[start of Available records]
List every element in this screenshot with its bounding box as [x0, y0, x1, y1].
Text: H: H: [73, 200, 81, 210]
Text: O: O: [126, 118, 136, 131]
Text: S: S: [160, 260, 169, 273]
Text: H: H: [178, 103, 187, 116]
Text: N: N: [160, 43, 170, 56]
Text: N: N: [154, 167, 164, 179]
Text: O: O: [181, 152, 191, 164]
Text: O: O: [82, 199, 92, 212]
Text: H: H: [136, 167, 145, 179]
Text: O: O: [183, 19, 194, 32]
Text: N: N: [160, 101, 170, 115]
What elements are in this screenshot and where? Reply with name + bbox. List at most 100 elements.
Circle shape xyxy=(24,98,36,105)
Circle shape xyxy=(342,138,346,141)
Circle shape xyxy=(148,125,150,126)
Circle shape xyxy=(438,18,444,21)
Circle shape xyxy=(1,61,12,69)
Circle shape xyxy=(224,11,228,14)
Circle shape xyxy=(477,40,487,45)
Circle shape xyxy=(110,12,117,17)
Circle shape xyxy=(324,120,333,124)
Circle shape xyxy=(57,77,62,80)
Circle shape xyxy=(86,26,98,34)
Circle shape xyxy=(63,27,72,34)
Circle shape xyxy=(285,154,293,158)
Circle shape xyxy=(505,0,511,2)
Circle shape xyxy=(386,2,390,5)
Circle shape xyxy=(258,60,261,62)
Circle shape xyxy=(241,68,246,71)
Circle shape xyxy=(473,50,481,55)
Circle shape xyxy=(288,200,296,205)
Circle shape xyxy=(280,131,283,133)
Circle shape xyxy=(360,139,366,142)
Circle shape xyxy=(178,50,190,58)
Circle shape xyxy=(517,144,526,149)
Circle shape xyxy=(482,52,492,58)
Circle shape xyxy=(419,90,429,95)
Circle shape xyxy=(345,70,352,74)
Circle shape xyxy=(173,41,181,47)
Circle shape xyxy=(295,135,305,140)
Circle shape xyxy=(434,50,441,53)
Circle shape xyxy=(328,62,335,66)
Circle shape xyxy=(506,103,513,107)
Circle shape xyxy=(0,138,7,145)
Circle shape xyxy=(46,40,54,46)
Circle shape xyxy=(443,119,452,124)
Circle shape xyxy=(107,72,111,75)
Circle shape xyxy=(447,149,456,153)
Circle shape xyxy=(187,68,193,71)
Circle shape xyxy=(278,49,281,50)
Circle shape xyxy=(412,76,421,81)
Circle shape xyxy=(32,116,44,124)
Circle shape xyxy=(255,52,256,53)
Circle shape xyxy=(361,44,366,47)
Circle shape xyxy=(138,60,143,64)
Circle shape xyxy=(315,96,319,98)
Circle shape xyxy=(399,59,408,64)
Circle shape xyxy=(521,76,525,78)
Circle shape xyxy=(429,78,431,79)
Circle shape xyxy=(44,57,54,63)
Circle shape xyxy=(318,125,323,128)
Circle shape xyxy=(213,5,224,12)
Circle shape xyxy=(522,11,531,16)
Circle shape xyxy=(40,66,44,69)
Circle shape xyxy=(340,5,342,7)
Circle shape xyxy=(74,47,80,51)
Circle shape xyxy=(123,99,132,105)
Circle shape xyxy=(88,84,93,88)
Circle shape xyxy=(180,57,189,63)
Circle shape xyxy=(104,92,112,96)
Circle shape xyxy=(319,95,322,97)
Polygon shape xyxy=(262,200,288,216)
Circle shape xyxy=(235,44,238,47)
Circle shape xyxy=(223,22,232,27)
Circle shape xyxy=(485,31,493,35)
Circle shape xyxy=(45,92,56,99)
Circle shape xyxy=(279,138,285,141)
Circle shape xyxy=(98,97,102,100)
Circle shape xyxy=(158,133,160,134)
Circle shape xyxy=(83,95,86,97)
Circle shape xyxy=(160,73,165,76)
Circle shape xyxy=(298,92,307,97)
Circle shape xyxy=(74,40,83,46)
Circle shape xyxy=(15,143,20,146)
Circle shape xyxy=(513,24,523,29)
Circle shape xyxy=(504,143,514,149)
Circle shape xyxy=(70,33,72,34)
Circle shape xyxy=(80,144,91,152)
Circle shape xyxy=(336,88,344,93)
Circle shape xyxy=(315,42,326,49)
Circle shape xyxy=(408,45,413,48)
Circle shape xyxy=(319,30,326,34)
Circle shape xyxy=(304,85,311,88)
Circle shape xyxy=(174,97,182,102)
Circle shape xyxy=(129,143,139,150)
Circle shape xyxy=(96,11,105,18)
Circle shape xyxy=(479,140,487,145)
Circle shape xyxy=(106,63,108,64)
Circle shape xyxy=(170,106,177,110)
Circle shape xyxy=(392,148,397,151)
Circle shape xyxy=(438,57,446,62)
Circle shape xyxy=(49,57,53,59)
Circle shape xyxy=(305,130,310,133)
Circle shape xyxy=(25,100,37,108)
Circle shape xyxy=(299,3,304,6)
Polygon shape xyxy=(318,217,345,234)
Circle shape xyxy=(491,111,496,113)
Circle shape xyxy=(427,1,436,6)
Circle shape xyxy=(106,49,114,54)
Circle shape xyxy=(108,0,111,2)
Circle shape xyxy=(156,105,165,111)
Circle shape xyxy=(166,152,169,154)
[end of Available records]
**What is needed:**
Rewrite the entries from the beginning through the line containing "Circle shape xyxy=(443,119,452,124)", swapping every "Circle" for "Ellipse" and keeping everything else unchanged.

**Solution to this task:**
List every element in this screenshot with its bounding box as [x0, y0, x1, y1].
Text: H: H: [73, 200, 81, 210]
Text: O: O: [126, 118, 136, 131]
Text: S: S: [160, 260, 169, 273]
Text: H: H: [178, 103, 187, 116]
Text: N: N: [160, 43, 170, 56]
Text: N: N: [154, 167, 164, 179]
Text: O: O: [181, 152, 191, 164]
Text: O: O: [82, 199, 92, 212]
Text: H: H: [136, 167, 145, 179]
Text: O: O: [183, 19, 194, 32]
Text: N: N: [160, 101, 170, 115]
What elements are in this screenshot and where? Reply with name + bbox. List at most 100 elements.
Ellipse shape xyxy=(24,98,36,105)
Ellipse shape xyxy=(342,138,346,141)
Ellipse shape xyxy=(148,125,150,126)
Ellipse shape xyxy=(438,18,444,21)
Ellipse shape xyxy=(1,61,12,69)
Ellipse shape xyxy=(224,11,228,14)
Ellipse shape xyxy=(477,40,487,45)
Ellipse shape xyxy=(110,12,117,17)
Ellipse shape xyxy=(324,120,333,124)
Ellipse shape xyxy=(57,77,62,80)
Ellipse shape xyxy=(86,26,98,34)
Ellipse shape xyxy=(63,27,72,34)
Ellipse shape xyxy=(285,154,293,158)
Ellipse shape xyxy=(505,0,511,2)
Ellipse shape xyxy=(386,2,390,5)
Ellipse shape xyxy=(258,60,261,62)
Ellipse shape xyxy=(241,68,246,71)
Ellipse shape xyxy=(473,50,481,55)
Ellipse shape xyxy=(288,200,296,205)
Ellipse shape xyxy=(280,131,283,133)
Ellipse shape xyxy=(360,139,366,142)
Ellipse shape xyxy=(178,50,190,58)
Ellipse shape xyxy=(517,144,526,149)
Ellipse shape xyxy=(482,52,492,58)
Ellipse shape xyxy=(419,90,429,95)
Ellipse shape xyxy=(345,70,352,74)
Ellipse shape xyxy=(173,41,181,47)
Ellipse shape xyxy=(295,135,305,140)
Ellipse shape xyxy=(434,50,441,53)
Ellipse shape xyxy=(328,62,335,66)
Ellipse shape xyxy=(506,103,513,107)
Ellipse shape xyxy=(0,138,7,145)
Ellipse shape xyxy=(46,40,54,46)
Ellipse shape xyxy=(443,119,452,124)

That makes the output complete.